* _Directions for this task_: Reproduce the listing word for word from its first line through the line containing "data-point-table-booking: [159, 572, 169, 583]", including both of those lines.

* _Recorded information_:
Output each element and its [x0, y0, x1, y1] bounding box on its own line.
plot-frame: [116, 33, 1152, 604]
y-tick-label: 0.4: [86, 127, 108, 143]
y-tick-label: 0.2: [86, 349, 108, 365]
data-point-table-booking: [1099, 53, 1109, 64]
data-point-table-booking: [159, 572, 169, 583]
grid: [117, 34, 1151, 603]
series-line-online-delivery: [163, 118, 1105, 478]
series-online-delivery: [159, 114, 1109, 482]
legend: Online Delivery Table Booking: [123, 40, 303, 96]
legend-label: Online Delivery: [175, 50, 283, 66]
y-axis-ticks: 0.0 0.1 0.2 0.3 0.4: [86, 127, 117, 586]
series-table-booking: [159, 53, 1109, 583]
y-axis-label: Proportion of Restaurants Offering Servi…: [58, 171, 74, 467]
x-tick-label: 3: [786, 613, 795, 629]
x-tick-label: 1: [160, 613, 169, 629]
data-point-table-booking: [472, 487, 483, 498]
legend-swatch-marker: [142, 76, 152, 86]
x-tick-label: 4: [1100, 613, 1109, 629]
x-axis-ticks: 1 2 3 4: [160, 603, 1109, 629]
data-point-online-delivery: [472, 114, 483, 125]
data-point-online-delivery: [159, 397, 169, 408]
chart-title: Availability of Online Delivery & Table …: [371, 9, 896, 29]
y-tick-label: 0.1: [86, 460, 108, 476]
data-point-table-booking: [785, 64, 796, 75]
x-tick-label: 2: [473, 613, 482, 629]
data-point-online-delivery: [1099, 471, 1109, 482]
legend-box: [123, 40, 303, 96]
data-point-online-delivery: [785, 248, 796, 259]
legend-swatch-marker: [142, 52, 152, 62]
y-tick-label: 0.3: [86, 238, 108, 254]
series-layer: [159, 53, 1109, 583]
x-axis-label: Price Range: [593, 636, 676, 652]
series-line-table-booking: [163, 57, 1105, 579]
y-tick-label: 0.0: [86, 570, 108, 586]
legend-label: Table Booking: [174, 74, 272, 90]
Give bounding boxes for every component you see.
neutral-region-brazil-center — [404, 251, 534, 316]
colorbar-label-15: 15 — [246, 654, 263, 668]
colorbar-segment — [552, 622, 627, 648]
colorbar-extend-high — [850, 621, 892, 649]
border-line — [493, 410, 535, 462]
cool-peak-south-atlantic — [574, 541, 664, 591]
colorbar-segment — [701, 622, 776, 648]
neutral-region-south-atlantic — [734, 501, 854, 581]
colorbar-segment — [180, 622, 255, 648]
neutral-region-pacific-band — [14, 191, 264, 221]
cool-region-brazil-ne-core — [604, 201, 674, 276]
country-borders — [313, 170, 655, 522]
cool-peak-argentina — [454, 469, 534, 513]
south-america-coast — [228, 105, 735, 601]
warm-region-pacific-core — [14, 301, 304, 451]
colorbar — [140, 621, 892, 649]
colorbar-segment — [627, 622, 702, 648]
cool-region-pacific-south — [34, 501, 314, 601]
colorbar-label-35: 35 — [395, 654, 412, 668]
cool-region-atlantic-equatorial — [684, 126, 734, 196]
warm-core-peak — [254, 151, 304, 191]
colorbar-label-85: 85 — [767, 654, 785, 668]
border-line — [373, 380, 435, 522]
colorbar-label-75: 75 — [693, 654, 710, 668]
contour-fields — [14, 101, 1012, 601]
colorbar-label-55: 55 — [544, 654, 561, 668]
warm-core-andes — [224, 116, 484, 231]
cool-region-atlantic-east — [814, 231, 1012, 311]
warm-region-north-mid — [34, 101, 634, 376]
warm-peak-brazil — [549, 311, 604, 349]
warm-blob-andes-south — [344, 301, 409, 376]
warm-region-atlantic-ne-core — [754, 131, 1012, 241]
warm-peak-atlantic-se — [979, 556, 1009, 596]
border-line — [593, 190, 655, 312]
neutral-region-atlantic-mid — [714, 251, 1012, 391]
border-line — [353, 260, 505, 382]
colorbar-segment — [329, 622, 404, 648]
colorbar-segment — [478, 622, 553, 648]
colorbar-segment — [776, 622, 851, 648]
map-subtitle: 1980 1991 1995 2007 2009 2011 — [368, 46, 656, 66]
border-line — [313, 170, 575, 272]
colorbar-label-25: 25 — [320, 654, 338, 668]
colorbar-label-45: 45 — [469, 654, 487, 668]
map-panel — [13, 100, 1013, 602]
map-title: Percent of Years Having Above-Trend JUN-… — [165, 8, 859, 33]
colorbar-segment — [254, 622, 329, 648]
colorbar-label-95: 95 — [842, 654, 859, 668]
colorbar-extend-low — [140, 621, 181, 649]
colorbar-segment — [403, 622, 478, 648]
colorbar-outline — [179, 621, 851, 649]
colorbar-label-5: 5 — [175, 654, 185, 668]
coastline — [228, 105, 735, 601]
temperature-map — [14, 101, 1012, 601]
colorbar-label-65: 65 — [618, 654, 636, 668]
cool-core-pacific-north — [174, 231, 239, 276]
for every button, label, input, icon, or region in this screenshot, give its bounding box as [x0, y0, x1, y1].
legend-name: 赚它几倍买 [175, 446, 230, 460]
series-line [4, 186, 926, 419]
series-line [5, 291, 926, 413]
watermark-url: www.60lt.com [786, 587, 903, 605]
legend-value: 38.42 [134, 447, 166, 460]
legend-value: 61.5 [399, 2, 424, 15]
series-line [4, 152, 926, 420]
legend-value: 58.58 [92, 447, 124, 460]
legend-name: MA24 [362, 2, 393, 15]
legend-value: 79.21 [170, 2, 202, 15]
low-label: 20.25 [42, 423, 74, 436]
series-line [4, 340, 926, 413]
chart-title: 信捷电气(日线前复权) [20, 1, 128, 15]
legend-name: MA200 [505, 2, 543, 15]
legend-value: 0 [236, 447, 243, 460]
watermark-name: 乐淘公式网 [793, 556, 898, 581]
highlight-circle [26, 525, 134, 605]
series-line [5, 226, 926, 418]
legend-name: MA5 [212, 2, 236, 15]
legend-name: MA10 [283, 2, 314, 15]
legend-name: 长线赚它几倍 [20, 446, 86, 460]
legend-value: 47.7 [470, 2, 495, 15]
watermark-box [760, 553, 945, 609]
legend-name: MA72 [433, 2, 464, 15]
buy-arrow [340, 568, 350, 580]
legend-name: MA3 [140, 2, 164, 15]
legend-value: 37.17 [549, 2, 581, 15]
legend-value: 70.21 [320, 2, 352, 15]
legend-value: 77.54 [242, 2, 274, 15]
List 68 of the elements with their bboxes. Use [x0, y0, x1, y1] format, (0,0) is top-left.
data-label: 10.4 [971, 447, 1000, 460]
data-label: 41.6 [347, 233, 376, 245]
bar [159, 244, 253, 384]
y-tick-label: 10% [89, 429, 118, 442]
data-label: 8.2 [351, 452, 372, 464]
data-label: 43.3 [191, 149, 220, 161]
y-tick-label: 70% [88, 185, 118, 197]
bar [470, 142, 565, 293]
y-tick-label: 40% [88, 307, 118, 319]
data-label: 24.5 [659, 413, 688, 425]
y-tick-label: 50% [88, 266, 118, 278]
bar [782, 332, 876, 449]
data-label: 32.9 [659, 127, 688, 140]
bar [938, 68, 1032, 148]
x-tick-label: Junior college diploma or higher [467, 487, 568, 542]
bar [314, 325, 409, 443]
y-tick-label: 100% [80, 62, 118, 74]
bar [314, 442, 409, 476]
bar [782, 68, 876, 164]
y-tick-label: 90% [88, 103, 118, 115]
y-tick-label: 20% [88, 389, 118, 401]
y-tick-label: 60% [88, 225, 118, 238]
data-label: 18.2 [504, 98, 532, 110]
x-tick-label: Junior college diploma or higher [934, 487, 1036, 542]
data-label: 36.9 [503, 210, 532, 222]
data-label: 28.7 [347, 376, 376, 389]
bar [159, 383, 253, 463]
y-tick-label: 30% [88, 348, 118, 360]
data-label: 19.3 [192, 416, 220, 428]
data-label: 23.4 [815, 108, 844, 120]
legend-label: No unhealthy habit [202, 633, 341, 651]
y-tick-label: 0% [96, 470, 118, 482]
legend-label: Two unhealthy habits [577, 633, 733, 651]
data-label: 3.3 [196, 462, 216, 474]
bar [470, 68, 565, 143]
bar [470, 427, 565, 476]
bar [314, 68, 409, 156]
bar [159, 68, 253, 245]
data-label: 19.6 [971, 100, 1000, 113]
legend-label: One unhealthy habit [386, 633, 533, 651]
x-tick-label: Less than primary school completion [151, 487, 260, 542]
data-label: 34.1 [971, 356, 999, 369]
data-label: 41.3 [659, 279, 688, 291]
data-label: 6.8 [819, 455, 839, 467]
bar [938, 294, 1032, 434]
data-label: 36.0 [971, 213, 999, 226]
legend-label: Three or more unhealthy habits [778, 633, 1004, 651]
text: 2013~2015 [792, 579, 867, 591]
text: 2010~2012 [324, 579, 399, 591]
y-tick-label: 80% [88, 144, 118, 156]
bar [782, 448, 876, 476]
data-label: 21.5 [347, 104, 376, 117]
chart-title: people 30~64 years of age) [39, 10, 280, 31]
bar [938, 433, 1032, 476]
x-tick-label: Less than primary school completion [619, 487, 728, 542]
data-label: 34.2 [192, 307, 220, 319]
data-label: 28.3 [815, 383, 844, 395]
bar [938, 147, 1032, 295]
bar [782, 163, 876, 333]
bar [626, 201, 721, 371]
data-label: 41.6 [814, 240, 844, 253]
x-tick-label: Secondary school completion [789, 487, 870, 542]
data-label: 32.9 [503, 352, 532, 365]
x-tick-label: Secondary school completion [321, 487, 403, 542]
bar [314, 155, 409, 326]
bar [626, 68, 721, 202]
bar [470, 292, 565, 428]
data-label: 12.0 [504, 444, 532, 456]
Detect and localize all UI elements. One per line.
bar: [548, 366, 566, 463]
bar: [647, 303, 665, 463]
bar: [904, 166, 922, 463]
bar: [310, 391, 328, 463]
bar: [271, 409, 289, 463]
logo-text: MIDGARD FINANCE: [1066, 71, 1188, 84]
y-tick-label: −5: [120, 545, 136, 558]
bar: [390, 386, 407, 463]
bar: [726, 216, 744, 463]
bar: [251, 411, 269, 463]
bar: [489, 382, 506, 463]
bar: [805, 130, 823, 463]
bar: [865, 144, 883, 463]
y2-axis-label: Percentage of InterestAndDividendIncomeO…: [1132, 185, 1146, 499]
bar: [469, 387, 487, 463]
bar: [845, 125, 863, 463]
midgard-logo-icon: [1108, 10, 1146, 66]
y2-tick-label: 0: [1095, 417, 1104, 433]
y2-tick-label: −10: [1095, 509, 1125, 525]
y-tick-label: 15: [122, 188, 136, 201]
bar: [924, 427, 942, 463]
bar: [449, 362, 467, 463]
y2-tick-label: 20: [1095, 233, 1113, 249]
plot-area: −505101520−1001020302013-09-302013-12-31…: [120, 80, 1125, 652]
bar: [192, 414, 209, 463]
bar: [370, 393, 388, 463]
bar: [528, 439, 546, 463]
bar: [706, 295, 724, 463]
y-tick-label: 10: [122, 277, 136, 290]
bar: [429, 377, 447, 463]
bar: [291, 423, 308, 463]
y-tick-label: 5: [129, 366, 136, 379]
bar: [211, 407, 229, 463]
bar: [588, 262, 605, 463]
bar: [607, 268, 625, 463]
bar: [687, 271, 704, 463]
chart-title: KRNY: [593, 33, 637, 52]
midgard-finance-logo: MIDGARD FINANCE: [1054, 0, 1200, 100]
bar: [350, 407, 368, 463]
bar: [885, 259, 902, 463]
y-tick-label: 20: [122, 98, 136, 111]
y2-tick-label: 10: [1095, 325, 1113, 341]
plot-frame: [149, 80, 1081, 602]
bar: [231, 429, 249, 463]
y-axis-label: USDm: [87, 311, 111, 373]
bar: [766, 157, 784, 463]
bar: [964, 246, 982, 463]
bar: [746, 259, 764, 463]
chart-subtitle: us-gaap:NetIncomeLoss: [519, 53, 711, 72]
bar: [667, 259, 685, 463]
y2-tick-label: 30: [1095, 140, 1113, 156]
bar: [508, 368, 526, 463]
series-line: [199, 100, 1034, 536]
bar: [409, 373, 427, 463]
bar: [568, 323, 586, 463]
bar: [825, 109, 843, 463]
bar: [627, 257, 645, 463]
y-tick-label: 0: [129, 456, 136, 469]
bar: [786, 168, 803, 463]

* _Problem solution_:
Output each element and its [x0, y0, x1, y1] bounding box on its own line.
plot-frame: [116, 33, 1152, 604]
y-tick-label: 0.4: [86, 127, 108, 143]
y-tick-label: 0.2: [86, 349, 108, 365]
data-point-table-booking: [1099, 53, 1109, 64]
data-point-table-booking: [159, 572, 169, 583]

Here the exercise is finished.